_PROBLEM TO WORK ON_. Scan the material for the word "desc", and copy each line where it shows up.
---- DATA LISTING
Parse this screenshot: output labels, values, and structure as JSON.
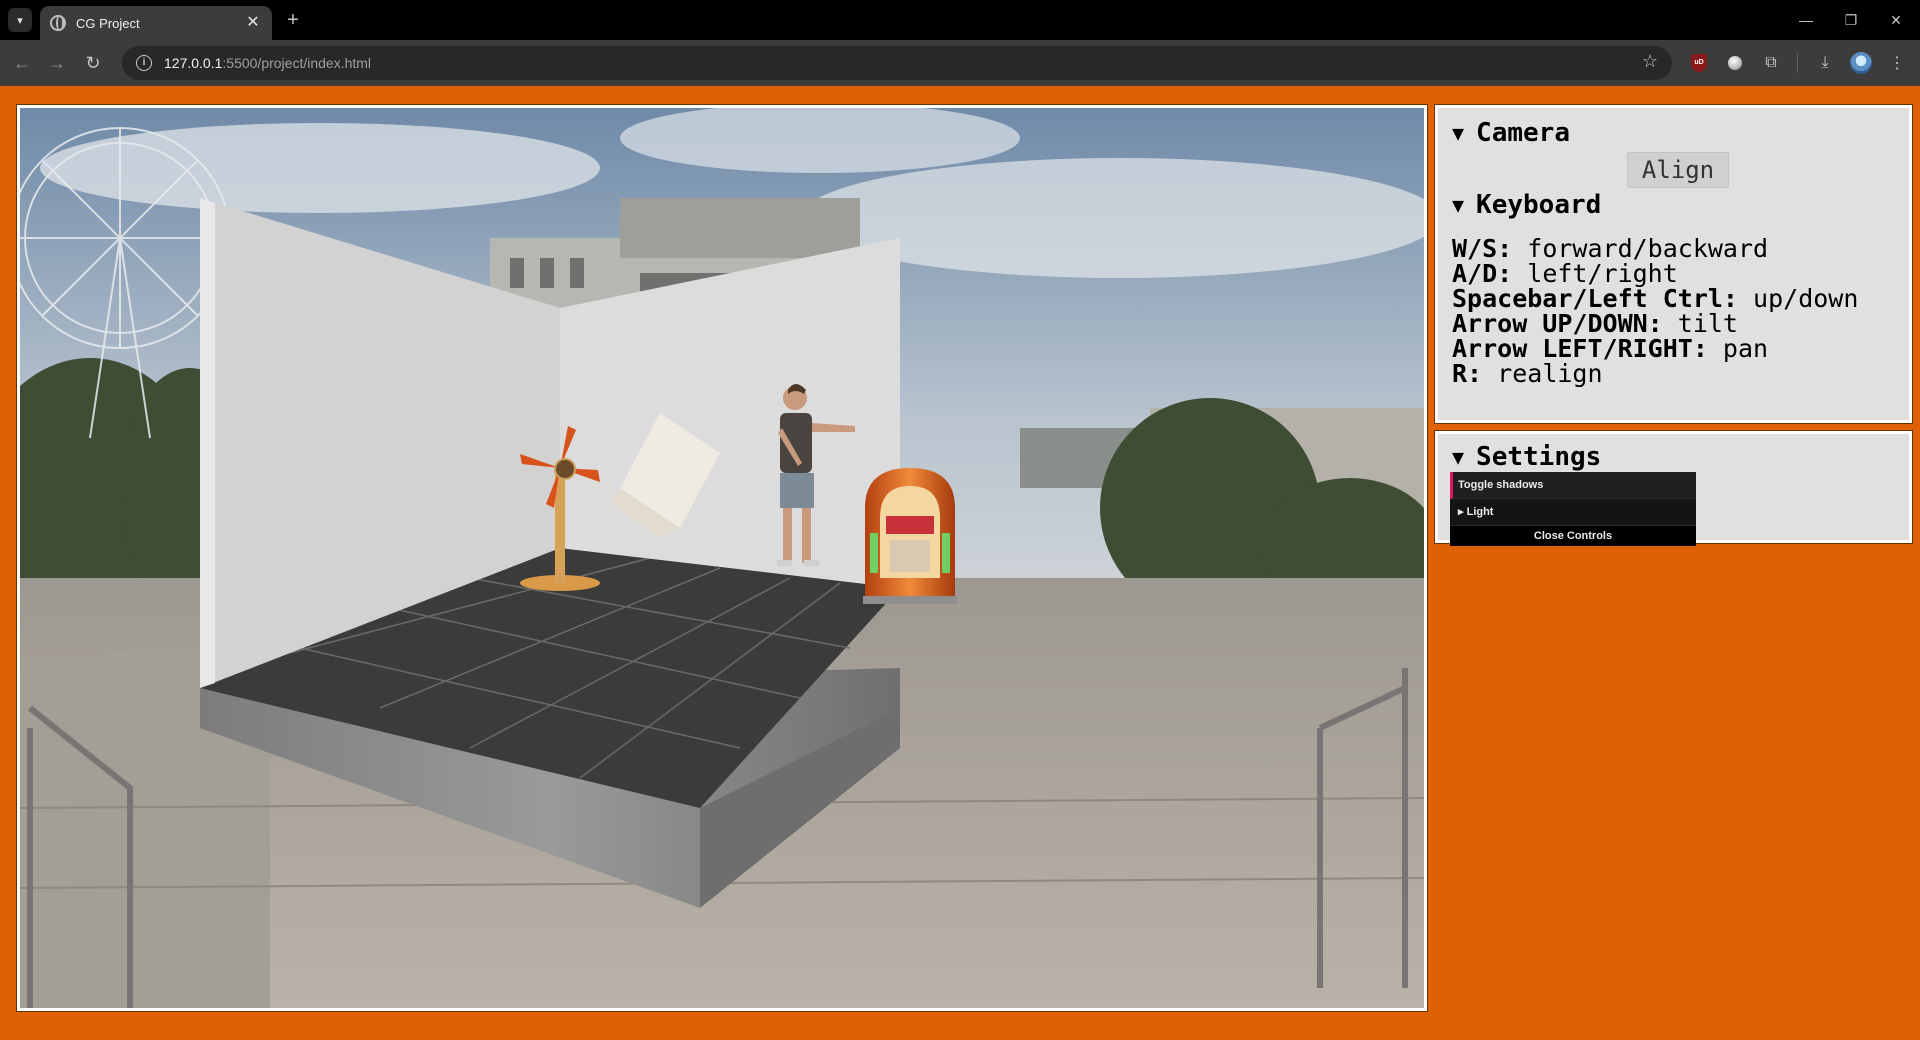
{
  "browser": {
    "tab_title": "CG Project",
    "tab_close": "✕",
    "new_tab": "+",
    "url_host": "127.0.0.1",
    "url_rest": ":5500/project/index.html",
    "window_controls": {
      "minimize": "—",
      "restore": "❐",
      "close": "✕"
    },
    "extensions": {
      "ublock_label": "uD"
    }
  },
  "panel": {
    "camera": {
      "title": "Camera",
      "align_label": "Align"
    },
    "keyboard": {
      "title": "Keyboard",
      "lines": [
        {
          "key": "W/S:",
          "desc": " forward/backward"
        },
        {
          "key": "A/D:",
          "desc": " left/right"
        },
        {
          "key": "Spacebar/Left Ctrl:",
          "desc": " up/down"
        },
        {
          "key": "Arrow UP/DOWN:",
          "desc": " tilt"
        },
        {
          "key": "Arrow LEFT/RIGHT:",
          "desc": " pan"
        },
        {
          "key": "R:",
          "desc": " realign"
        }
      ]
    },
    "settings": {
      "title": "Settings"
    }
  },
  "gui": {
    "toggle_shadows": "Toggle shadows",
    "light_folder": "Light",
    "close_controls": "Close Controls"
  },
  "icons": {
    "caret": "▼",
    "folder_caret": "▸"
  },
  "colors": {
    "page_background": "#df6106",
    "panel_background": "#e0e0e0",
    "gui_accent": "#e0136b"
  }
}
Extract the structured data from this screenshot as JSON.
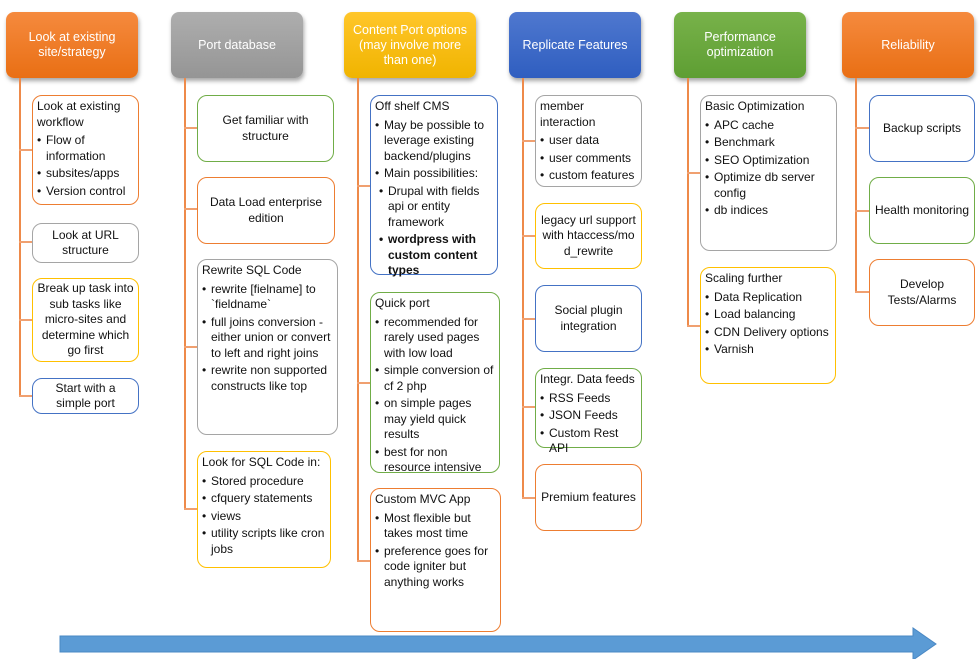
--------
_EXERCISE RESPONSE_.
          "desc": " forward/backward"
          "desc": " left/right"
          "desc": " up/down"
          "desc": " tilt"
          "desc": " pan"
          "desc": " realign"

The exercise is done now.